[Begin THE RECORDS]

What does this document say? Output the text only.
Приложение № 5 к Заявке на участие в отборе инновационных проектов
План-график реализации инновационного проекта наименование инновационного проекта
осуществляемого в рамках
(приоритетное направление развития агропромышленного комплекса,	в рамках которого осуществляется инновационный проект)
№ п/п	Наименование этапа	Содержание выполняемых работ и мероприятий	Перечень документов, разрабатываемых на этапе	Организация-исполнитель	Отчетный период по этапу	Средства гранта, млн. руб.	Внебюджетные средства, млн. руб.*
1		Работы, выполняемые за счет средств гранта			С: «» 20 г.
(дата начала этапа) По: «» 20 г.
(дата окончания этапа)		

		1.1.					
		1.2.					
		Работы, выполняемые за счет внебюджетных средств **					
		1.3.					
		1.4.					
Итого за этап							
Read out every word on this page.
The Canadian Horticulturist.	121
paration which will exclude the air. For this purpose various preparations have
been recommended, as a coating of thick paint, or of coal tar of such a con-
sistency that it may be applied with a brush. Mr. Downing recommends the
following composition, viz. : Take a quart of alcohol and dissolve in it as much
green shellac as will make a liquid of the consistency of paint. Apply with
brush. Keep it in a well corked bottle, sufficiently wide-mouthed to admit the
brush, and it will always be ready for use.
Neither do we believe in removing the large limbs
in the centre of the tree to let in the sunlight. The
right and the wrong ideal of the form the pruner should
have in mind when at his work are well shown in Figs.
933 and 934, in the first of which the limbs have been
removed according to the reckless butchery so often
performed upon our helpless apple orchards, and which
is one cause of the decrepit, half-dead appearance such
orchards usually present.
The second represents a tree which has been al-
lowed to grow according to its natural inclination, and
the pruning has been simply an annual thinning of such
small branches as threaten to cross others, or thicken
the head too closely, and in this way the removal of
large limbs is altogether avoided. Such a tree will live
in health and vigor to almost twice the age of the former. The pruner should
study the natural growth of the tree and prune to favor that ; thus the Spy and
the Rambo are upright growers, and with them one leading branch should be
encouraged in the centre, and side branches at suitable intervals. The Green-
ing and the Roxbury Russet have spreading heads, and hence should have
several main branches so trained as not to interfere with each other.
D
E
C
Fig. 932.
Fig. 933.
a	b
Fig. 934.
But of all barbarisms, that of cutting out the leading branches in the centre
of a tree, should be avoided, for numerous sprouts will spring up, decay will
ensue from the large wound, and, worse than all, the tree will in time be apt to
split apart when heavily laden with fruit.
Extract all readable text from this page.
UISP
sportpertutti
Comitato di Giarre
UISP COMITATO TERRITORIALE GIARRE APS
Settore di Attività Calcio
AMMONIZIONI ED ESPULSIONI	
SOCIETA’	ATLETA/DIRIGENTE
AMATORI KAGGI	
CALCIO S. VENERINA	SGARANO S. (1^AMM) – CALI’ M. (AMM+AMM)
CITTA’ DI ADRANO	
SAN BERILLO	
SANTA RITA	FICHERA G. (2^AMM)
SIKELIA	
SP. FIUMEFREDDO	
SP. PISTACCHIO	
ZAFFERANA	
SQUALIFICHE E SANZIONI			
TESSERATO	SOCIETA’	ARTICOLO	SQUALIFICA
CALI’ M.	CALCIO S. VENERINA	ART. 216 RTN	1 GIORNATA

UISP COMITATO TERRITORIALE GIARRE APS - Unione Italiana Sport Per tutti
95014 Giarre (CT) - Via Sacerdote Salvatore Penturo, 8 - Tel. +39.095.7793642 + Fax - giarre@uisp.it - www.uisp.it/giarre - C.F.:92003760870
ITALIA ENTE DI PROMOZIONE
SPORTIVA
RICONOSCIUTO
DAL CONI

[End THE RECORDS]

_THE TASK_. Above are some records. Report the number of their lines that include "дата", and add nothing else.

_RESULT_. 2